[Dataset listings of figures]
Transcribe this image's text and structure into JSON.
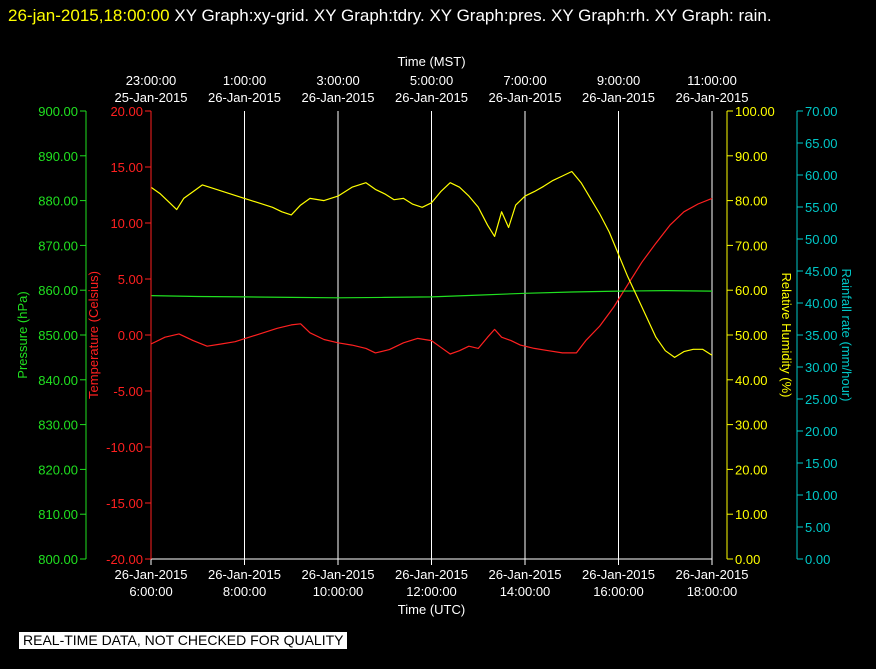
{
  "header": {
    "timestamp": "26-jan-2015,18:00:00",
    "graphs": "  XY Graph:xy-grid.  XY Graph:tdry.  XY Graph:pres.  XY Graph:rh.  XY Graph: rain."
  },
  "quality_note": "REAL-TIME DATA, NOT CHECKED FOR QUALITY",
  "colors": {
    "background": "#000000",
    "grid": "#ffffff",
    "temperature": "#ff2020",
    "pressure": "#20e020",
    "humidity": "#ffff00",
    "rain": "#00c8c8",
    "axis_text": "#ffffff"
  },
  "chart_data": {
    "type": "line",
    "grid": true,
    "x_top": {
      "label": "Time (MST)",
      "ticks": [
        [
          "23:00:00",
          "25-Jan-2015"
        ],
        [
          "1:00:00",
          "26-Jan-2015"
        ],
        [
          "3:00:00",
          "26-Jan-2015"
        ],
        [
          "5:00:00",
          "26-Jan-2015"
        ],
        [
          "7:00:00",
          "26-Jan-2015"
        ],
        [
          "9:00:00",
          "26-Jan-2015"
        ],
        [
          "11:00:00",
          "26-Jan-2015"
        ]
      ]
    },
    "x_bottom": {
      "label": "Time (UTC)",
      "range_hours": [
        6,
        18
      ],
      "tick_hours": [
        6,
        8,
        10,
        12,
        14,
        16,
        18
      ],
      "ticks": [
        [
          "26-Jan-2015",
          "6:00:00"
        ],
        [
          "26-Jan-2015",
          "8:00:00"
        ],
        [
          "26-Jan-2015",
          "10:00:00"
        ],
        [
          "26-Jan-2015",
          "12:00:00"
        ],
        [
          "26-Jan-2015",
          "14:00:00"
        ],
        [
          "26-Jan-2015",
          "16:00:00"
        ],
        [
          "26-Jan-2015",
          "18:00:00"
        ]
      ]
    },
    "axes": {
      "pressure": {
        "label": "Pressure (hPa)",
        "range": [
          800,
          900
        ],
        "step": 10,
        "ticks": [
          "800.00",
          "810.00",
          "820.00",
          "830.00",
          "840.00",
          "850.00",
          "860.00",
          "870.00",
          "880.00",
          "890.00",
          "900.00"
        ]
      },
      "temperature": {
        "label": "Temperature (Celsius)",
        "range": [
          -20,
          20
        ],
        "step": 5,
        "ticks": [
          "-20.00",
          "-15.00",
          "-10.00",
          "-5.00",
          "0.00",
          "5.00",
          "10.00",
          "15.00",
          "20.00"
        ]
      },
      "humidity": {
        "label": "Relative Humidity (%)",
        "range": [
          0,
          100
        ],
        "step": 10,
        "ticks": [
          "0.00",
          "10.00",
          "20.00",
          "30.00",
          "40.00",
          "50.00",
          "60.00",
          "70.00",
          "80.00",
          "90.00",
          "100.00"
        ]
      },
      "rain": {
        "label": "Rainfall rate (mm/hour)",
        "range": [
          0,
          70
        ],
        "step": 5,
        "ticks": [
          "0.00",
          "5.00",
          "10.00",
          "15.00",
          "20.00",
          "25.00",
          "30.00",
          "35.00",
          "40.00",
          "45.00",
          "50.00",
          "55.00",
          "60.00",
          "65.00",
          "70.00"
        ]
      }
    },
    "series": [
      {
        "name": "Temperature (Celsius)",
        "axis": "temperature",
        "color": "#ff2020",
        "points": [
          [
            6.0,
            -0.8
          ],
          [
            6.3,
            -0.2
          ],
          [
            6.6,
            0.1
          ],
          [
            6.9,
            -0.5
          ],
          [
            7.2,
            -1.0
          ],
          [
            7.5,
            -0.8
          ],
          [
            7.8,
            -0.6
          ],
          [
            8.1,
            -0.2
          ],
          [
            8.4,
            0.2
          ],
          [
            8.7,
            0.6
          ],
          [
            9.0,
            0.9
          ],
          [
            9.2,
            1.0
          ],
          [
            9.4,
            0.2
          ],
          [
            9.7,
            -0.4
          ],
          [
            10.0,
            -0.7
          ],
          [
            10.3,
            -0.9
          ],
          [
            10.6,
            -1.2
          ],
          [
            10.8,
            -1.6
          ],
          [
            11.1,
            -1.3
          ],
          [
            11.4,
            -0.7
          ],
          [
            11.7,
            -0.3
          ],
          [
            12.0,
            -0.5
          ],
          [
            12.2,
            -1.1
          ],
          [
            12.4,
            -1.7
          ],
          [
            12.6,
            -1.4
          ],
          [
            12.8,
            -1.0
          ],
          [
            13.0,
            -1.2
          ],
          [
            13.2,
            -0.2
          ],
          [
            13.35,
            0.5
          ],
          [
            13.5,
            -0.2
          ],
          [
            13.7,
            -0.5
          ],
          [
            13.9,
            -0.9
          ],
          [
            14.2,
            -1.2
          ],
          [
            14.5,
            -1.4
          ],
          [
            14.8,
            -1.6
          ],
          [
            15.1,
            -1.6
          ],
          [
            15.3,
            -0.5
          ],
          [
            15.6,
            0.8
          ],
          [
            15.9,
            2.5
          ],
          [
            16.2,
            4.5
          ],
          [
            16.5,
            6.5
          ],
          [
            16.8,
            8.2
          ],
          [
            17.1,
            9.8
          ],
          [
            17.4,
            11.0
          ],
          [
            17.7,
            11.7
          ],
          [
            18.0,
            12.2
          ]
        ]
      },
      {
        "name": "Pressure (hPa)",
        "axis": "pressure",
        "color": "#20e020",
        "points": [
          [
            6.0,
            858.8
          ],
          [
            7.0,
            858.6
          ],
          [
            8.0,
            858.5
          ],
          [
            9.0,
            858.4
          ],
          [
            10.0,
            858.3
          ],
          [
            11.0,
            858.4
          ],
          [
            12.0,
            858.5
          ],
          [
            13.0,
            858.9
          ],
          [
            14.0,
            859.3
          ],
          [
            15.0,
            859.6
          ],
          [
            16.0,
            859.8
          ],
          [
            17.0,
            859.9
          ],
          [
            18.0,
            859.8
          ]
        ]
      },
      {
        "name": "Relative Humidity (%)",
        "axis": "humidity",
        "color": "#ffff00",
        "points": [
          [
            6.0,
            83
          ],
          [
            6.2,
            81.5
          ],
          [
            6.4,
            79.5
          ],
          [
            6.55,
            78
          ],
          [
            6.7,
            80.5
          ],
          [
            6.9,
            82
          ],
          [
            7.1,
            83.5
          ],
          [
            7.4,
            82.5
          ],
          [
            7.7,
            81.5
          ],
          [
            8.0,
            80.5
          ],
          [
            8.3,
            79.5
          ],
          [
            8.6,
            78.5
          ],
          [
            8.8,
            77.5
          ],
          [
            9.0,
            76.8
          ],
          [
            9.2,
            79
          ],
          [
            9.4,
            80.5
          ],
          [
            9.7,
            80
          ],
          [
            10.0,
            81
          ],
          [
            10.3,
            83
          ],
          [
            10.6,
            84
          ],
          [
            10.8,
            82.5
          ],
          [
            11.0,
            81.5
          ],
          [
            11.2,
            80.2
          ],
          [
            11.4,
            80.5
          ],
          [
            11.6,
            79.2
          ],
          [
            11.8,
            78.5
          ],
          [
            12.0,
            79.5
          ],
          [
            12.2,
            82
          ],
          [
            12.4,
            84
          ],
          [
            12.6,
            83
          ],
          [
            12.8,
            81
          ],
          [
            13.0,
            78.5
          ],
          [
            13.2,
            74.5
          ],
          [
            13.35,
            72
          ],
          [
            13.5,
            77.5
          ],
          [
            13.65,
            74
          ],
          [
            13.8,
            79
          ],
          [
            14.0,
            81
          ],
          [
            14.2,
            82
          ],
          [
            14.4,
            83.2
          ],
          [
            14.6,
            84.5
          ],
          [
            14.8,
            85.5
          ],
          [
            15.0,
            86.5
          ],
          [
            15.2,
            84
          ],
          [
            15.4,
            80.5
          ],
          [
            15.6,
            77
          ],
          [
            15.8,
            73
          ],
          [
            16.0,
            68
          ],
          [
            16.2,
            63
          ],
          [
            16.4,
            58.5
          ],
          [
            16.6,
            54
          ],
          [
            16.8,
            49.5
          ],
          [
            17.0,
            46.5
          ],
          [
            17.2,
            45
          ],
          [
            17.4,
            46.3
          ],
          [
            17.6,
            46.8
          ],
          [
            17.8,
            46.8
          ],
          [
            18.0,
            45.5
          ]
        ]
      },
      {
        "name": "Rainfall rate (mm/hour)",
        "axis": "rain",
        "color": "#00c8c8",
        "points": []
      }
    ]
  }
}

#### [Work required]
Copy out every line of the listing that contains the string "Relative".

#### [Solved problem]
        "label": "Relative Humidity (%)",
        "name": "Relative Humidity (%)",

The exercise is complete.